*** Begin section ***

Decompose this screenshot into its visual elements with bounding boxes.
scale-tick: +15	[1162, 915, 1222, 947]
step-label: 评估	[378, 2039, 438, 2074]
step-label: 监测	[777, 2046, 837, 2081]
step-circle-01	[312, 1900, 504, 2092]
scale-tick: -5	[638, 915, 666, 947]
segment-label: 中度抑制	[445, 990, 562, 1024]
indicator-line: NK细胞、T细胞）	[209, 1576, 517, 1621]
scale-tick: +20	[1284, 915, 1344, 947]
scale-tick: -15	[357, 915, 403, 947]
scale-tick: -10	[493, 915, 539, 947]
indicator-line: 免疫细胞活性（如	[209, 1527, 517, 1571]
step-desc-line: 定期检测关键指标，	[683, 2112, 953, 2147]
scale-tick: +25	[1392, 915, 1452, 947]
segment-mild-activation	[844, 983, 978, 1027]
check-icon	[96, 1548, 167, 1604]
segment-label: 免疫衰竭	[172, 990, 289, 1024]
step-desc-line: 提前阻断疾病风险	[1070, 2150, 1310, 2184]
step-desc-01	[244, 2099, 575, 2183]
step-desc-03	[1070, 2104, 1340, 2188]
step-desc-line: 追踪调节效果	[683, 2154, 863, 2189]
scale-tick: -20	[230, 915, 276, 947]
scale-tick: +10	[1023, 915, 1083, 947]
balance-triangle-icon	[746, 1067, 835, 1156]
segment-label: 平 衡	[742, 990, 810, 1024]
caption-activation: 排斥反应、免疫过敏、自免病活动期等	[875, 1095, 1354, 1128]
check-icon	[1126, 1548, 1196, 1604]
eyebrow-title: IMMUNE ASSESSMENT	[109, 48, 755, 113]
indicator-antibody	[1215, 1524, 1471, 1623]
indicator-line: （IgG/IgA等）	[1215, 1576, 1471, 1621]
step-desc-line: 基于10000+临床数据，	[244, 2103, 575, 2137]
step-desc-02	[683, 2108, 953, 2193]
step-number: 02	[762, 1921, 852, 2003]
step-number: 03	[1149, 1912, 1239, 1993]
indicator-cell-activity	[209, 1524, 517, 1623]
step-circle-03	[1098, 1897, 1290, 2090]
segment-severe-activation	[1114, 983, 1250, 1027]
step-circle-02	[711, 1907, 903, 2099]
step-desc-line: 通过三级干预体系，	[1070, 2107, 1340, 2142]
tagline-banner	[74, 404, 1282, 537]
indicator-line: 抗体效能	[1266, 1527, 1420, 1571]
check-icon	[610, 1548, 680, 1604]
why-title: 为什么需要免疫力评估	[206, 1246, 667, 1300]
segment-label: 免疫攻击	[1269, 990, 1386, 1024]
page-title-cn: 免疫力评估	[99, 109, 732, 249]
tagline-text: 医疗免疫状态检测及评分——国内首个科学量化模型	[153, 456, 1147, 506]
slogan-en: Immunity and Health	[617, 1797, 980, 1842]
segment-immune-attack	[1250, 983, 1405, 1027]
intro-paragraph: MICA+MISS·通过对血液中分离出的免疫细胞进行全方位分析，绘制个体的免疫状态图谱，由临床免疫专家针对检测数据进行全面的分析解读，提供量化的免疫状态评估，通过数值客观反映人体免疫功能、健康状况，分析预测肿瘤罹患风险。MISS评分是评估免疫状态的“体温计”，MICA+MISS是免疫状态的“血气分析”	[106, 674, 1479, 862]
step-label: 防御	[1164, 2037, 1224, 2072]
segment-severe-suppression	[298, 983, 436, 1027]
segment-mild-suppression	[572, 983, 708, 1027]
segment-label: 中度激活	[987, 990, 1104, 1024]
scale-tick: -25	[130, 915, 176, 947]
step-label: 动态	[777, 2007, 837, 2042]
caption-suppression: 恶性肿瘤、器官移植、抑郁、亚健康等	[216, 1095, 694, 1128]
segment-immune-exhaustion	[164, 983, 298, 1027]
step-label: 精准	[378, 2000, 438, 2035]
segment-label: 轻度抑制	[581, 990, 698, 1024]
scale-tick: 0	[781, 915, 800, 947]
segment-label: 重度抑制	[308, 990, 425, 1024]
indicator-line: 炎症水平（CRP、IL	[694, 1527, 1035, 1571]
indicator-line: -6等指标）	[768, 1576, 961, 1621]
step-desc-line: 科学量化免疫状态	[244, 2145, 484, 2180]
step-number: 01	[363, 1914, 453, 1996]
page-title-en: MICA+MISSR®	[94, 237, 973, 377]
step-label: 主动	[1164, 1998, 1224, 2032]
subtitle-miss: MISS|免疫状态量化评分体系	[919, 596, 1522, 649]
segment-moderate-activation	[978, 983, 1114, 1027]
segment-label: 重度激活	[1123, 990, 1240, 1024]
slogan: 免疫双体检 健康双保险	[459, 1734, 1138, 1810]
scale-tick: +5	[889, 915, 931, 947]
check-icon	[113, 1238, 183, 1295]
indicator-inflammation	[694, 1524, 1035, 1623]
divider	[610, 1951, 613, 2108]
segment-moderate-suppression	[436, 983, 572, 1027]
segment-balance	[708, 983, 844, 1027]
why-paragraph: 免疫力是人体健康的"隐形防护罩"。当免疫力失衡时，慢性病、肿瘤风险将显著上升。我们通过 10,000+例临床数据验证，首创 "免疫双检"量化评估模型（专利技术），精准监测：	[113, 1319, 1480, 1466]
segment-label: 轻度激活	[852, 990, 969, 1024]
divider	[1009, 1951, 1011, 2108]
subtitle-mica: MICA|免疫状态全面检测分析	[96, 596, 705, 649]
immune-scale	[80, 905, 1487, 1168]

*** End section ***

Write the data out again, verbatim.

Decompose this screenshot into its visual elements with bounding boxes.
scale-tick: +15	[1162, 915, 1222, 947]
step-label: 评估	[378, 2039, 438, 2074]
step-label: 监测	[777, 2046, 837, 2081]
step-circle-01	[312, 1900, 504, 2092]
scale-tick: -5	[638, 915, 666, 947]
segment-label: 中度抑制	[445, 990, 562, 1024]
indicator-line: NK细胞、T细胞）	[209, 1576, 517, 1621]
scale-tick: +20	[1284, 915, 1344, 947]
scale-tick: -15	[357, 915, 403, 947]
scale-tick: -10	[493, 915, 539, 947]
indicator-line: 免疫细胞活性（如	[209, 1527, 517, 1571]
step-desc-line: 定期检测关键指标，	[683, 2112, 953, 2147]
scale-tick: +25	[1392, 915, 1452, 947]
segment-mild-activation	[844, 983, 978, 1027]
check-icon	[96, 1548, 167, 1604]
segment-label: 免疫衰竭	[172, 990, 289, 1024]
step-desc-line: 提前阻断疾病风险	[1070, 2150, 1310, 2184]
step-desc-01	[244, 2099, 575, 2183]
step-desc-03	[1070, 2104, 1340, 2188]
step-desc-line: 追踪调节效果	[683, 2154, 863, 2189]
scale-tick: -20	[230, 915, 276, 947]
scale-tick: +10	[1023, 915, 1083, 947]
balance-triangle-icon	[746, 1067, 835, 1156]
segment-label: 平 衡	[742, 990, 810, 1024]
caption-activation: 排斥反应、免疫过敏、自免病活动期等	[875, 1095, 1354, 1128]
check-icon	[1126, 1548, 1196, 1604]
eyebrow-title: IMMUNE ASSESSMENT	[109, 48, 755, 113]
indicator-antibody	[1215, 1524, 1471, 1623]
indicator-line: （IgG/IgA等）	[1215, 1576, 1471, 1621]
step-desc-line: 基于10000+临床数据，	[244, 2103, 575, 2137]
step-desc-02	[683, 2108, 953, 2193]
step-number: 02	[762, 1921, 852, 2003]
step-number: 03	[1149, 1912, 1239, 1993]
indicator-cell-activity	[209, 1524, 517, 1623]
step-circle-03	[1098, 1897, 1290, 2090]
segment-severe-activation	[1114, 983, 1250, 1027]
step-circle-02	[711, 1907, 903, 2099]
step-desc-line: 通过三级干预体系，	[1070, 2107, 1340, 2142]
tagline-banner	[74, 404, 1282, 537]
indicator-line: 抗体效能	[1266, 1527, 1420, 1571]
check-icon	[610, 1548, 680, 1604]
why-title: 为什么需要免疫力评估	[206, 1246, 667, 1300]
segment-label: 免疫攻击	[1269, 990, 1386, 1024]
page-title-cn: 免疫力评估	[99, 109, 732, 249]
tagline-text: 医疗免疫状态检测及评分——国内首个科学量化模型	[153, 456, 1147, 506]
slogan-en: Immunity and Health	[617, 1797, 980, 1842]
segment-immune-attack	[1250, 983, 1405, 1027]
intro-paragraph: MICA+MISS·通过对血液中分离出的免疫细胞进行全方位分析，绘制个体的免疫状态图谱，由临床免疫专家针对检测数据进行全面的分析解读，提供量化的免疫状态评估，通过数值客观反映人体免疫功能、健康状况，分析预测肿瘤罹患风险。MISS评分是评估免疫状态的“体温计”，MICA+MISS是免疫状态的“血气分析”	[106, 674, 1479, 862]
step-label: 防御	[1164, 2037, 1224, 2072]
segment-severe-suppression	[298, 983, 436, 1027]
segment-mild-suppression	[572, 983, 708, 1027]
segment-label: 中度激活	[987, 990, 1104, 1024]
scale-tick: -25	[130, 915, 176, 947]
step-label: 动态	[777, 2007, 837, 2042]
caption-suppression: 恶性肿瘤、器官移植、抑郁、亚健康等	[216, 1095, 694, 1128]
segment-immune-exhaustion	[164, 983, 298, 1027]
step-label: 精准	[378, 2000, 438, 2035]
segment-label: 轻度抑制	[581, 990, 698, 1024]
scale-tick: 0	[781, 915, 800, 947]
segment-label: 重度抑制	[308, 990, 425, 1024]
indicator-line: 炎症水平（CRP、IL	[694, 1527, 1035, 1571]
indicator-line: -6等指标）	[768, 1576, 961, 1621]
step-desc-line: 科学量化免疫状态	[244, 2145, 484, 2180]
step-number: 01	[363, 1914, 453, 1996]
page-title-en: MICA+MISSR®	[94, 237, 973, 377]
step-label: 主动	[1164, 1998, 1224, 2032]
subtitle-miss: MISS|免疫状态量化评分体系	[919, 596, 1522, 649]
segment-moderate-activation	[978, 983, 1114, 1027]
segment-label: 重度激活	[1123, 990, 1240, 1024]
slogan: 免疫双体检 健康双保险	[459, 1734, 1138, 1810]
scale-tick: +5	[889, 915, 931, 947]
check-icon	[113, 1238, 183, 1295]
indicator-inflammation	[694, 1524, 1035, 1623]
divider	[610, 1951, 613, 2108]
segment-moderate-suppression	[436, 983, 572, 1027]
segment-balance	[708, 983, 844, 1027]
why-paragraph: 免疫力是人体健康的"隐形防护罩"。当免疫力失衡时，慢性病、肿瘤风险将显著上升。我们通过 10,000+例临床数据验证，首创 "免疫双检"量化评估模型（专利技术），精准监测：	[113, 1319, 1480, 1466]
segment-label: 轻度激活	[852, 990, 969, 1024]
divider	[1009, 1951, 1011, 2108]
subtitle-mica: MICA|免疫状态全面检测分析	[96, 596, 705, 649]
immune-scale	[80, 905, 1487, 1168]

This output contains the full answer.